── MATERIALS PROVIDED

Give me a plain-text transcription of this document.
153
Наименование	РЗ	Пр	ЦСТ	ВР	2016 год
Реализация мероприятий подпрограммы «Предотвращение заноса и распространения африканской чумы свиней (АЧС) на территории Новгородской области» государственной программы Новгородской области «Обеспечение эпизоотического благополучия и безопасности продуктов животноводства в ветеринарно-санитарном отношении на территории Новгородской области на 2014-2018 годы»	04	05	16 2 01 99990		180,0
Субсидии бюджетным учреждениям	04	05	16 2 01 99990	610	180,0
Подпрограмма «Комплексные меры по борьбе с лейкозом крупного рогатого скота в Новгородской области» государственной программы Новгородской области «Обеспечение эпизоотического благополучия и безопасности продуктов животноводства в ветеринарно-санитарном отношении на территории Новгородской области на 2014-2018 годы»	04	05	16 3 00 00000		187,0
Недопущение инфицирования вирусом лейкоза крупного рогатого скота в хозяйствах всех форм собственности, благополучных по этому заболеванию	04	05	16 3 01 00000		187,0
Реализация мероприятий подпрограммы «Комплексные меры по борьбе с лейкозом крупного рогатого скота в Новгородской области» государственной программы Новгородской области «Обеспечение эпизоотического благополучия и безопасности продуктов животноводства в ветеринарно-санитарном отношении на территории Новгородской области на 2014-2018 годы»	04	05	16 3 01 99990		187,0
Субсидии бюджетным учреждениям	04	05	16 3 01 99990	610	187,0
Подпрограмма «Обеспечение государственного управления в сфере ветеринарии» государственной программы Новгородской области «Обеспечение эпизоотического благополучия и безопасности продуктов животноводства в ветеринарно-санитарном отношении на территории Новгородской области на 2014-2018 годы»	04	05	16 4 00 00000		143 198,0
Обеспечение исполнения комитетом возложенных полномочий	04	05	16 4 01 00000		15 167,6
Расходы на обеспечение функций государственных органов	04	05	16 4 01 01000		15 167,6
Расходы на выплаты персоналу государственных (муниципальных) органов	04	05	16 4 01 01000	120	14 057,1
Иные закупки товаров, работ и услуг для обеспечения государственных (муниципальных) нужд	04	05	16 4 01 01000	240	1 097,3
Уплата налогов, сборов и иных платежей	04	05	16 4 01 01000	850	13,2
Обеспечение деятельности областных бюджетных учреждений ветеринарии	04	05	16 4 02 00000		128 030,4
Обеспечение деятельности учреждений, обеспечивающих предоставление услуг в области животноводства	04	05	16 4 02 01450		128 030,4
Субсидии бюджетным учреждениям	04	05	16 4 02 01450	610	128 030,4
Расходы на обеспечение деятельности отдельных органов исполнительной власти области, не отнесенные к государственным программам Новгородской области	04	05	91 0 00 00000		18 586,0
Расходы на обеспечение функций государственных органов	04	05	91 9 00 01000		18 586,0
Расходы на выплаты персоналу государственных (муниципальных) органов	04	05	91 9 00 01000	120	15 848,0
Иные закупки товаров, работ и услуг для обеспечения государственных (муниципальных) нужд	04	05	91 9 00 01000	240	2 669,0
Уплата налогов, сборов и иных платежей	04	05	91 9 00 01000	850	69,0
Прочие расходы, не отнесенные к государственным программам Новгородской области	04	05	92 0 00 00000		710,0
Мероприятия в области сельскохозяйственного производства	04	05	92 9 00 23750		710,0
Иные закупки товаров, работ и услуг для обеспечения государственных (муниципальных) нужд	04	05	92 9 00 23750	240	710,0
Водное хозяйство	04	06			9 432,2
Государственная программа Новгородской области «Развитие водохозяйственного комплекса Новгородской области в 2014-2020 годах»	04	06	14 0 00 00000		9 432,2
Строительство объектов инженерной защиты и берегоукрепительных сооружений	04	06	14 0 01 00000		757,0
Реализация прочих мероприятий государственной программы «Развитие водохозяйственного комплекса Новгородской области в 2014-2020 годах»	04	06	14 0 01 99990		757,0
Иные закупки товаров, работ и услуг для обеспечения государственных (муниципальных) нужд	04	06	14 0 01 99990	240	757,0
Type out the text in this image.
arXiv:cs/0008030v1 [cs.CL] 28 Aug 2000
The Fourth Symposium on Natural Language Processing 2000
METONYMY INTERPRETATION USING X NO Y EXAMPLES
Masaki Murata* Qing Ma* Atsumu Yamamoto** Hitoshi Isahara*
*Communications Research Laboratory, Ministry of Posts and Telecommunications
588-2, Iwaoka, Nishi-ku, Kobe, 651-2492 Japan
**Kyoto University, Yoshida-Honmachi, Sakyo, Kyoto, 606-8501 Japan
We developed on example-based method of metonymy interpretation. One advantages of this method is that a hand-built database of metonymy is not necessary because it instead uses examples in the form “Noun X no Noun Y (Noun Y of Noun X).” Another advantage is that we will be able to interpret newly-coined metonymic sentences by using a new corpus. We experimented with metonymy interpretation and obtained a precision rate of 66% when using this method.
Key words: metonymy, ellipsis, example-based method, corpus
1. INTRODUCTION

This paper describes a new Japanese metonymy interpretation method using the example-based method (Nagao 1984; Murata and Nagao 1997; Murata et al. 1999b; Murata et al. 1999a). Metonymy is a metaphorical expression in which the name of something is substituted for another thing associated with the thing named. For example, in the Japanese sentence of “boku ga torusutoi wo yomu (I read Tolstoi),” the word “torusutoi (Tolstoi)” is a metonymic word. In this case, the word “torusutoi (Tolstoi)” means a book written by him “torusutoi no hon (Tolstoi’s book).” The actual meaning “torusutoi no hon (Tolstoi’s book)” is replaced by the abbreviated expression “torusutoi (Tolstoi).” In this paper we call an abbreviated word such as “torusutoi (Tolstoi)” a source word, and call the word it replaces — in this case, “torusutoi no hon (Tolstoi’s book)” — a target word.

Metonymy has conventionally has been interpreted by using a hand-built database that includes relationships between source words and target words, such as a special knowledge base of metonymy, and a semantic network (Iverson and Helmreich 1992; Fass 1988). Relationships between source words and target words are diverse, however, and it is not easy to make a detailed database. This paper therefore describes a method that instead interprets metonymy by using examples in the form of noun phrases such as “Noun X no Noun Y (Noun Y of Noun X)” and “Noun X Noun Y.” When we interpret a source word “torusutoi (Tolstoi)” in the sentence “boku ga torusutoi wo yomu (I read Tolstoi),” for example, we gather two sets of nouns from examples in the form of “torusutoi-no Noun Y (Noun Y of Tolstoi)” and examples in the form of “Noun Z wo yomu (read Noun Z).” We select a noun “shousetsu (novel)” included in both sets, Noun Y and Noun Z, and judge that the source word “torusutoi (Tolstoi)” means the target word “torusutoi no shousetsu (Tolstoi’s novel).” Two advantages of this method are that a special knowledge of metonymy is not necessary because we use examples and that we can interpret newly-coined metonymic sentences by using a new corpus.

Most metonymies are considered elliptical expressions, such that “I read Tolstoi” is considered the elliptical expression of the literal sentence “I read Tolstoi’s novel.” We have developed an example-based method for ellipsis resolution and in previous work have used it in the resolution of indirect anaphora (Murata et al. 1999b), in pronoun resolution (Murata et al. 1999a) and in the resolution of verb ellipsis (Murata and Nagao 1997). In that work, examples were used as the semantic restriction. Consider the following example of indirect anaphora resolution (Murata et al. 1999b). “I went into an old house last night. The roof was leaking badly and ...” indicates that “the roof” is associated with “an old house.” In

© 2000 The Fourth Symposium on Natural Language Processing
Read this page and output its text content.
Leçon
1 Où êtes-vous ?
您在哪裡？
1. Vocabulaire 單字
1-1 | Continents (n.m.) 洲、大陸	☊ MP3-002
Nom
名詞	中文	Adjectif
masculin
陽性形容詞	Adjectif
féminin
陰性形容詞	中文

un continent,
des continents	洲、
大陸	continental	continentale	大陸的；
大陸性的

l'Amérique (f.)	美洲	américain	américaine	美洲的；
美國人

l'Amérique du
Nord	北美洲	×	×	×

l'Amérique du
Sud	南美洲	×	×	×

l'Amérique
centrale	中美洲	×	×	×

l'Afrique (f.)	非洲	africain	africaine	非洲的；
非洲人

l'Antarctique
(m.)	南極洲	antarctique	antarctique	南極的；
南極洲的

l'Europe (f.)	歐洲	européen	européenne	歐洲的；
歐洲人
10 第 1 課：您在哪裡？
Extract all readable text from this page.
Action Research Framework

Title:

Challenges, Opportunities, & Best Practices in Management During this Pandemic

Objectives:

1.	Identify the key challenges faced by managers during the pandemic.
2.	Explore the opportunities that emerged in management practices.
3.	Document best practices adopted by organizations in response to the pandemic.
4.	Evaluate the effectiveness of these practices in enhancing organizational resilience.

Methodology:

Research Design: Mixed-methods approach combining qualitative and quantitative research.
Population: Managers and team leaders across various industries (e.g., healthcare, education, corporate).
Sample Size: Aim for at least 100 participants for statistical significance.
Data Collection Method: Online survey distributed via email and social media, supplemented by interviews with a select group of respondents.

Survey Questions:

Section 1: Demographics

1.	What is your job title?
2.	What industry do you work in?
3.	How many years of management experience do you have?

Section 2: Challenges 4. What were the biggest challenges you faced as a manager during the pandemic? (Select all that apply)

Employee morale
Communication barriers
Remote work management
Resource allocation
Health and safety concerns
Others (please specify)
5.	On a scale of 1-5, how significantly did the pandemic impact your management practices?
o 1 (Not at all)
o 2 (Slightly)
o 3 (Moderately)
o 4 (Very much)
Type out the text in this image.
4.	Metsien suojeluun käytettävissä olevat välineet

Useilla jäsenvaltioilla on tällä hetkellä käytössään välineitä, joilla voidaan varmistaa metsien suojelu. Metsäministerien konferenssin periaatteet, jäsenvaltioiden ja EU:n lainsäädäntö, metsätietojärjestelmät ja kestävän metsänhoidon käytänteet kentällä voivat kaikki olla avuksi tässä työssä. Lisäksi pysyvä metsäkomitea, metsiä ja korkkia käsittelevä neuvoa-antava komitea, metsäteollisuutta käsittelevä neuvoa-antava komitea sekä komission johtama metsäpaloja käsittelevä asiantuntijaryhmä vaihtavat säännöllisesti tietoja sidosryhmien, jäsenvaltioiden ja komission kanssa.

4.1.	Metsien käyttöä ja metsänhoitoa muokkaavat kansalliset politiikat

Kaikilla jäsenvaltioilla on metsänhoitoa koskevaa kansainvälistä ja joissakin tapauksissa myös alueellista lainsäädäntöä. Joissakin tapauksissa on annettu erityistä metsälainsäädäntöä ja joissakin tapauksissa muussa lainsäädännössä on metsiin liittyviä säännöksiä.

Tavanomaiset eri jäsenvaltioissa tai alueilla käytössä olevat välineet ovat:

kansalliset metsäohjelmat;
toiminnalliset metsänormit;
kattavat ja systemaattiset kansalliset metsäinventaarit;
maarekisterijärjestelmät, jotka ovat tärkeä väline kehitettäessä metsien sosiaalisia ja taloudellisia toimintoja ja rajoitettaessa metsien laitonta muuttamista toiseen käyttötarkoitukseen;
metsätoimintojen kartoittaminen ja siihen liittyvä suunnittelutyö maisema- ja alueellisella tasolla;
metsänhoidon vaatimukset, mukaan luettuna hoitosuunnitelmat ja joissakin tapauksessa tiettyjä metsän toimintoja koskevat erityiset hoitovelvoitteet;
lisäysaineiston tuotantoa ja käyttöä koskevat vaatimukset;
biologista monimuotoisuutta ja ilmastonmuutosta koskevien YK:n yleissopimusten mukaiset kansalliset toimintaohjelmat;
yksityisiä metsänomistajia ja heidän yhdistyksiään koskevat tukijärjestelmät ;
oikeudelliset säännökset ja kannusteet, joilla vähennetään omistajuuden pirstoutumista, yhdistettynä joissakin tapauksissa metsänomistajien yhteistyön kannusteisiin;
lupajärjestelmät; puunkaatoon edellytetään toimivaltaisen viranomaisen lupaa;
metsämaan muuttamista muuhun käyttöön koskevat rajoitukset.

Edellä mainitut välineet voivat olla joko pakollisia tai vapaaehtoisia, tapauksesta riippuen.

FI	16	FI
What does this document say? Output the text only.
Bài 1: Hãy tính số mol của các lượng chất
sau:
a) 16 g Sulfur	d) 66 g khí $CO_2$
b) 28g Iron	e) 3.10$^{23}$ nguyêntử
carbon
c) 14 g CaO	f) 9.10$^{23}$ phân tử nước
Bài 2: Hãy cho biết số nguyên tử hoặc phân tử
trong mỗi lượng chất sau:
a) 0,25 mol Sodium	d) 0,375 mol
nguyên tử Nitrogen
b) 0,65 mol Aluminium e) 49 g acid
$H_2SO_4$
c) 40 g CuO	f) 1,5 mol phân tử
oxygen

────

INSTRUCTIONS FOR THE TASK: In the entries above, find every line holding the word "tapauksissa" and copy it out.

EXERCISE RESULT:
Kaikilla jäsenvaltioilla on metsänhoitoa koskevaa kansainvälistä ja joissakin tapauksissa myös alueellista lainsäädäntöä. Joissakin tapauksissa on annettu erityistä metsälainsäädäntöä ja joissakin tapauksissa muussa lainsäädännössä on metsiin liittyviä säännöksiä.
oikeudelliset säännökset ja kannusteet, joilla vähennetään omistajuuden pirstoutumista, yhdistettynä joissakin tapauksissa metsänomistajien yhteistyön kannusteisiin;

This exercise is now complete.